--- start of Supplied records ---

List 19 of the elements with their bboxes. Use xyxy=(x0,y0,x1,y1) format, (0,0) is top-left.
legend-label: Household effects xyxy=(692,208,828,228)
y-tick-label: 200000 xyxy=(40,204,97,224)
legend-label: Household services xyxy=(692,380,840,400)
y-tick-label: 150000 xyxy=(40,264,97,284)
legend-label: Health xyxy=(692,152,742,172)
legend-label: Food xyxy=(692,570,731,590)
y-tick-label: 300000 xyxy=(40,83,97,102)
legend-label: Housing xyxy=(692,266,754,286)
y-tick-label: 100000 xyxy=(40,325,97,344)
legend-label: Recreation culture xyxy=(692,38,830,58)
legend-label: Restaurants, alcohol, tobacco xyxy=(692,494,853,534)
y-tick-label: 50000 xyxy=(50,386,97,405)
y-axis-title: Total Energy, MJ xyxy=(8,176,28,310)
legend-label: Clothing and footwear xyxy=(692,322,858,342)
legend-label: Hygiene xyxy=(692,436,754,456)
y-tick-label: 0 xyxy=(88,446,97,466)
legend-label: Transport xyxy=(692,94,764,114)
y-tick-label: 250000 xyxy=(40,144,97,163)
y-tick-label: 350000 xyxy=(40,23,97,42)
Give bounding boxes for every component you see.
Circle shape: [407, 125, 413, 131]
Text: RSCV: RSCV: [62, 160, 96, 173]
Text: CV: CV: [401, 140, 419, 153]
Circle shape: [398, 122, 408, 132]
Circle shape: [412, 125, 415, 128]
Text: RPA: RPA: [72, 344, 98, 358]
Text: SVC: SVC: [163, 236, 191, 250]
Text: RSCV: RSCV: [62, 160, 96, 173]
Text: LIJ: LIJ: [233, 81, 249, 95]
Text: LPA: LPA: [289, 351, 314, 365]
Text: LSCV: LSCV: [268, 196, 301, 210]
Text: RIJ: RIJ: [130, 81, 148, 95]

--- end of Supplied records ---

Given task:
Print the entire listing above again, line for line, with no changes.

The answer:
List 19 of the elements with their bboxes. Use xyxy=(x0,y0,x1,y1) format, (0,0) is top-left.
legend-label: Household effects xyxy=(692,208,828,228)
y-tick-label: 200000 xyxy=(40,204,97,224)
legend-label: Household services xyxy=(692,380,840,400)
y-tick-label: 150000 xyxy=(40,264,97,284)
legend-label: Health xyxy=(692,152,742,172)
legend-label: Food xyxy=(692,570,731,590)
y-tick-label: 300000 xyxy=(40,83,97,102)
legend-label: Housing xyxy=(692,266,754,286)
y-tick-label: 100000 xyxy=(40,325,97,344)
legend-label: Recreation culture xyxy=(692,38,830,58)
legend-label: Restaurants, alcohol, tobacco xyxy=(692,494,853,534)
y-tick-label: 50000 xyxy=(50,386,97,405)
y-axis-title: Total Energy, MJ xyxy=(8,176,28,310)
legend-label: Clothing and footwear xyxy=(692,322,858,342)
legend-label: Hygiene xyxy=(692,436,754,456)
y-tick-label: 0 xyxy=(88,446,97,466)
legend-label: Transport xyxy=(692,94,764,114)
y-tick-label: 250000 xyxy=(40,144,97,163)
y-tick-label: 350000 xyxy=(40,23,97,42)
Give bounding boxes for every component you see.
Circle shape: [407, 125, 413, 131]
Text: RSCV: RSCV: [62, 160, 96, 173]
Text: CV: CV: [401, 140, 419, 153]
Circle shape: [398, 122, 408, 132]
Circle shape: [412, 125, 415, 128]
Text: RPA: RPA: [72, 344, 98, 358]
Text: SVC: SVC: [163, 236, 191, 250]
Text: RSCV: RSCV: [62, 160, 96, 173]
Text: LIJ: LIJ: [233, 81, 249, 95]
Text: LPA: LPA: [289, 351, 314, 365]
Text: LSCV: LSCV: [268, 196, 301, 210]
Text: RIJ: RIJ: [130, 81, 148, 95]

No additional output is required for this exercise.